┌──

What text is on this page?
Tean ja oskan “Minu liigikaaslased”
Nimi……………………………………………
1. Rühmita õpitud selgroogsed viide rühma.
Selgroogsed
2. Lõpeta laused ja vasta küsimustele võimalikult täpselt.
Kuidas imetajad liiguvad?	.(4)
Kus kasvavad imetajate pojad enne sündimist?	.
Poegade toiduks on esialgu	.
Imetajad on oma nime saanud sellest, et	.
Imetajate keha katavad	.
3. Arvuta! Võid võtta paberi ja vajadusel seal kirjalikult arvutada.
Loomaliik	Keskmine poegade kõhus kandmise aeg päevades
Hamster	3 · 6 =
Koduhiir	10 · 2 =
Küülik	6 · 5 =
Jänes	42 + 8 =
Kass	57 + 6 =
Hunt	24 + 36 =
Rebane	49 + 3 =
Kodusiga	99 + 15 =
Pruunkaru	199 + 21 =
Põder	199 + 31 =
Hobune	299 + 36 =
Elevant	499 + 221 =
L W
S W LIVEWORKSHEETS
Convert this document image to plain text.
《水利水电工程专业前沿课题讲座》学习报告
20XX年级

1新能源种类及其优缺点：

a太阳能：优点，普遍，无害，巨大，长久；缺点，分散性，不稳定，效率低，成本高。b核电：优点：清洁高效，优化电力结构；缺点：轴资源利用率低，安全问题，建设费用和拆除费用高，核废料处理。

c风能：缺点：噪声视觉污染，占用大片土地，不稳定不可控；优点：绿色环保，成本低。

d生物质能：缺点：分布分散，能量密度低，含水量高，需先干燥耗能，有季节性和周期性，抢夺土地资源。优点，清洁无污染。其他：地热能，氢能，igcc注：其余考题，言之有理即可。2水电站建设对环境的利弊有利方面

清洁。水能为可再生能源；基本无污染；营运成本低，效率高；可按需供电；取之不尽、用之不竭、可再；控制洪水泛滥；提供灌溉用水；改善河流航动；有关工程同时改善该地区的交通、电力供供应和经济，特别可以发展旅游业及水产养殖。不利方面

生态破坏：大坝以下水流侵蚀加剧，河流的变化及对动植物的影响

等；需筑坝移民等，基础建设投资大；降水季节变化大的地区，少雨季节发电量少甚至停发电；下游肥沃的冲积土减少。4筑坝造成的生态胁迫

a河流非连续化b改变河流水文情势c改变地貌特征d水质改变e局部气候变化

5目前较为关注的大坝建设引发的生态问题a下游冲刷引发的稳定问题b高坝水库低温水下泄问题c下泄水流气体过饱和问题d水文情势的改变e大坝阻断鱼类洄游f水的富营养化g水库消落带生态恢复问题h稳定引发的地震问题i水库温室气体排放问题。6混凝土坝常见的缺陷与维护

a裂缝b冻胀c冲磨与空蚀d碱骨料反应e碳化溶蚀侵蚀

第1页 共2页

└──

### EXERCISE INSTRUCTIONS
All of the material must be reproduced exactly.

### RESULT BELOW
What text is on this page?
Tean ja oskan “Minu liigikaaslased”
Nimi……………………………………………
1. Rühmita õpitud selgroogsed viide rühma.
Selgroogsed
2. Lõpeta laused ja vasta küsimustele võimalikult täpselt.
Kuidas imetajad liiguvad?	.(4)
Kus kasvavad imetajate pojad enne sündimist?	.
Poegade toiduks on esialgu	.
Imetajad on oma nime saanud sellest, et	.
Imetajate keha katavad	.
3. Arvuta! Võid võtta paberi ja vajadusel seal kirjalikult arvutada.
Loomaliik	Keskmine poegade kõhus kandmise aeg päevades
Hamster	3 · 6 =
Koduhiir	10 · 2 =
Küülik	6 · 5 =
Jänes	42 + 8 =
Kass	57 + 6 =
Hunt	24 + 36 =
Rebane	49 + 3 =
Kodusiga	99 + 15 =
Pruunkaru	199 + 21 =
Põder	199 + 31 =
Hobune	299 + 36 =
Elevant	499 + 221 =
L W
S W LIVEWORKSHEETS
Convert this document image to plain text.
《水利水电工程专业前沿课题讲座》学习报告
20XX年级

1新能源种类及其优缺点：

a太阳能：优点，普遍，无害，巨大，长久；缺点，分散性，不稳定，效率低，成本高。b核电：优点：清洁高效，优化电力结构；缺点：轴资源利用率低，安全问题，建设费用和拆除费用高，核废料处理。

c风能：缺点：噪声视觉污染，占用大片土地，不稳定不可控；优点：绿色环保，成本低。

d生物质能：缺点：分布分散，能量密度低，含水量高，需先干燥耗能，有季节性和周期性，抢夺土地资源。优点，清洁无污染。其他：地热能，氢能，igcc注：其余考题，言之有理即可。2水电站建设对环境的利弊有利方面

清洁。水能为可再生能源；基本无污染；营运成本低，效率高；可按需供电；取之不尽、用之不竭、可再；控制洪水泛滥；提供灌溉用水；改善河流航动；有关工程同时改善该地区的交通、电力供供应和经济，特别可以发展旅游业及水产养殖。不利方面

生态破坏：大坝以下水流侵蚀加剧，河流的变化及对动植物的影响

等；需筑坝移民等，基础建设投资大；降水季节变化大的地区，少雨季节发电量少甚至停发电；下游肥沃的冲积土减少。4筑坝造成的生态胁迫

a河流非连续化b改变河流水文情势c改变地貌特征d水质改变e局部气候变化

5目前较为关注的大坝建设引发的生态问题a下游冲刷引发的稳定问题b高坝水库低温水下泄问题c下泄水流气体过饱和问题d水文情势的改变e大坝阻断鱼类洄游f水的富营养化g水库消落带生态恢复问题h稳定引发的地震问题i水库温室气体排放问题。6混凝土坝常见的缺陷与维护

a裂缝b冻胀c冲磨与空蚀d碱骨料反应e碳化溶蚀侵蚀

第1页 共2页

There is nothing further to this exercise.